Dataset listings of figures
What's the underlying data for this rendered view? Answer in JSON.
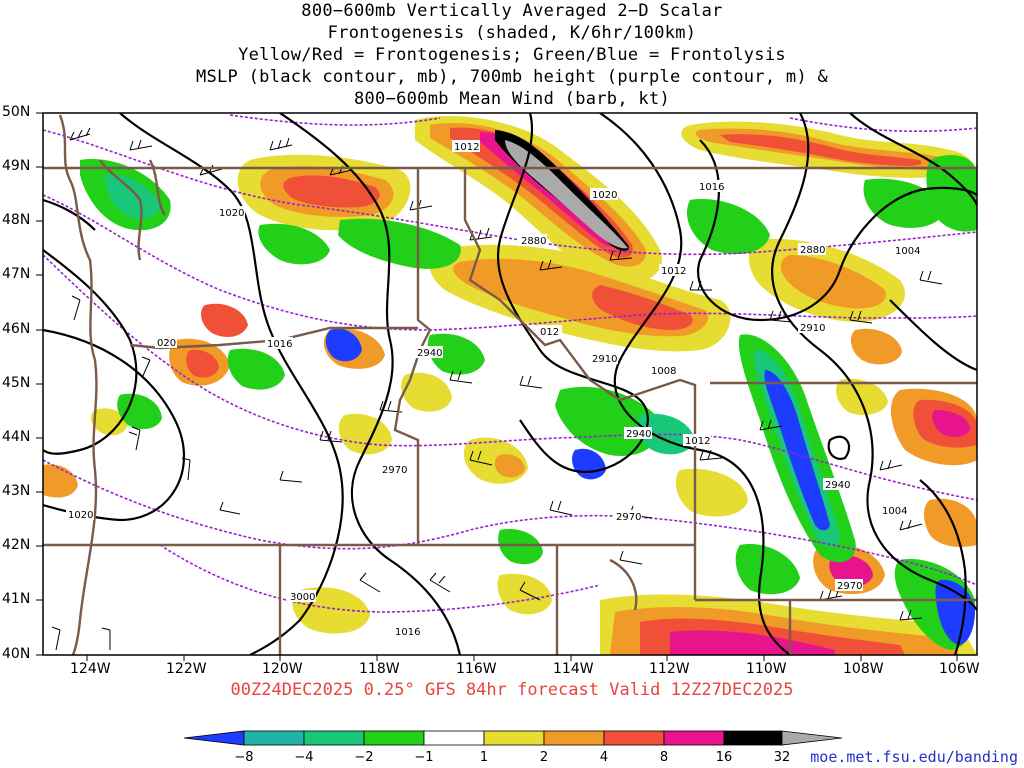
{
  "header": {
    "lines": [
      "800−600mb Vertically Averaged 2−D Scalar",
      "Frontogenesis (shaded, K/6hr/100km)",
      "Yellow/Red = Frontogenesis;  Green/Blue = Frontolysis",
      "MSLP (black contour, mb), 700mb height (purple contour, m) &",
      "800−600mb Mean Wind (barb, kt)"
    ]
  },
  "axes": {
    "lat_labels": [
      "50N",
      "49N",
      "48N",
      "47N",
      "46N",
      "45N",
      "44N",
      "43N",
      "42N",
      "41N",
      "40N"
    ],
    "lon_labels": [
      "124W",
      "122W",
      "120W",
      "118W",
      "116W",
      "114W",
      "112W",
      "110W",
      "108W",
      "106W"
    ]
  },
  "footer": {
    "valid_line": "00Z24DEC2025 0.25° GFS 84hr forecast Valid 12Z27DEC2025",
    "credit": "moe.met.fsu.edu/banding"
  },
  "colorbar": {
    "labels": [
      "−8",
      "−4",
      "−2",
      "−1",
      "1",
      "2",
      "4",
      "8",
      "16",
      "32"
    ],
    "colors": [
      "#1e3cff",
      "#20b4a8",
      "#18c878",
      "#22d01a",
      "#ffffff",
      "#e6dc32",
      "#f09a28",
      "#f05038",
      "#e8148c",
      "#000000",
      "#aaaaaa"
    ]
  },
  "contour_labels": {
    "mslp": [
      "1012",
      "1020",
      "1016",
      "1012",
      "1020",
      "1016",
      "020",
      "1016",
      "012",
      "1008",
      "1012",
      "1004",
      "1020",
      "1016",
      "1004",
      "1012"
    ],
    "height": [
      "2880",
      "2880",
      "2910",
      "2940",
      "2910",
      "2940",
      "2970",
      "2970",
      "2940",
      "3000",
      "2970"
    ]
  },
  "colors": {
    "mslp": "#000000",
    "height": "#9b1fd0",
    "borders": "#7a5a48",
    "footer": "#e8443e"
  }
}
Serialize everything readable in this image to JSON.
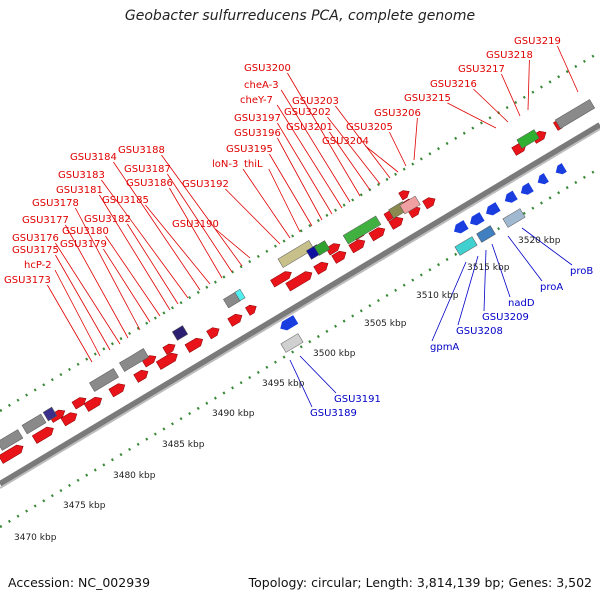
{
  "title": "Geobacter sulfurreducens PCA, complete genome",
  "footer": {
    "accession": "Accession: NC_002939",
    "summary": "Topology: circular; Length: 3,814,139 bp; Genes: 3,502"
  },
  "colors": {
    "forward_gene": "#e8141a",
    "reverse_gene": "#1a3de0",
    "backbone": "#7a7a7a",
    "tick": "#3a8a3a",
    "label_forward": "#e00000",
    "label_reverse": "#0000c8"
  },
  "ruler_ticks": [
    "3470 kbp",
    "3475 kbp",
    "3480 kbp",
    "3485 kbp",
    "3490 kbp",
    "3495 kbp",
    "3500 kbp",
    "3505 kbp",
    "3510 kbp",
    "3515 kbp",
    "3520 kbp"
  ],
  "forward_labels": [
    "GSU3173",
    "hcP-2",
    "GSU3175",
    "GSU3176",
    "GSU3177",
    "GSU3178",
    "GSU3179",
    "GSU3180",
    "GSU3181",
    "GSU3182",
    "GSU3183",
    "GSU3184",
    "GSU3185",
    "GSU3186",
    "GSU3187",
    "GSU3188",
    "GSU3190",
    "GSU3192",
    "loN-3",
    "thiL",
    "GSU3195",
    "GSU3196",
    "GSU3197",
    "cheY-7",
    "cheA-3",
    "GSU3200",
    "GSU3201",
    "GSU3202",
    "GSU3203",
    "GSU3204",
    "GSU3205",
    "GSU3206",
    "GSU3215",
    "GSU3216",
    "GSU3217",
    "GSU3218",
    "GSU3219"
  ],
  "reverse_labels": [
    "GSU3189",
    "GSU3191",
    "gpmA",
    "GSU3208",
    "GSU3209",
    "nadD",
    "proA",
    "proB"
  ]
}
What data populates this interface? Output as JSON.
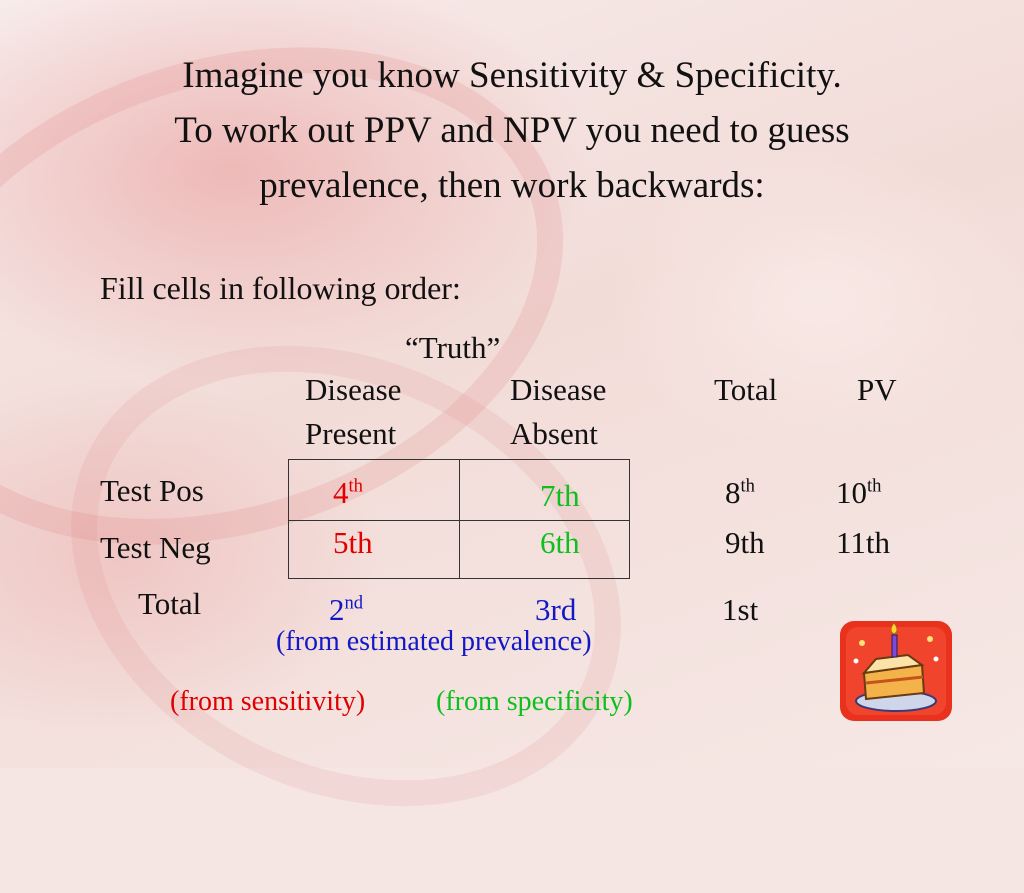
{
  "heading": {
    "line1": "Imagine you know Sensitivity & Specificity.",
    "line2": "To work out PPV and NPV you need to guess",
    "line3": "prevalence, then work backwards:"
  },
  "instruction": "Fill cells in following order:",
  "table": {
    "super_header": "“Truth”",
    "col_headers": {
      "disease_present_1": "Disease",
      "disease_present_2": "Present",
      "disease_absent_1": "Disease",
      "disease_absent_2": "Absent",
      "total": "Total",
      "pv": "PV"
    },
    "row_labels": {
      "test_pos": "Test Pos",
      "test_neg": "Test Neg",
      "total": "Total"
    },
    "cells": {
      "pos_present": {
        "num": "4",
        "sup": "th"
      },
      "pos_absent": "7th",
      "pos_total": {
        "num": "8",
        "sup": "th"
      },
      "pos_pv": {
        "num": "10",
        "sup": "th"
      },
      "neg_present": "5th",
      "neg_absent": "6th",
      "neg_total": "9th",
      "neg_pv": "11th",
      "total_present": {
        "num": "2",
        "sup": "nd"
      },
      "total_absent": "3rd",
      "total_total": "1st"
    }
  },
  "notes": {
    "prevalence": "(from estimated prevalence)",
    "sensitivity": "(from sensitivity)",
    "specificity": "(from specificity)"
  },
  "colors": {
    "red": "#e00000",
    "green": "#0fbf1f",
    "blue": "#1218c8"
  },
  "decoration": {
    "icon": "birthday-cake-icon"
  }
}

ACTIVITY:
Wherever a line of the data above contains "this", copy that line.

RESPONSE BELOW:
What's the underlying data for this rendered view? Answer in JSON.
Serialize everything readable in this image to JSON.
What data populates this interface? Output as JSON.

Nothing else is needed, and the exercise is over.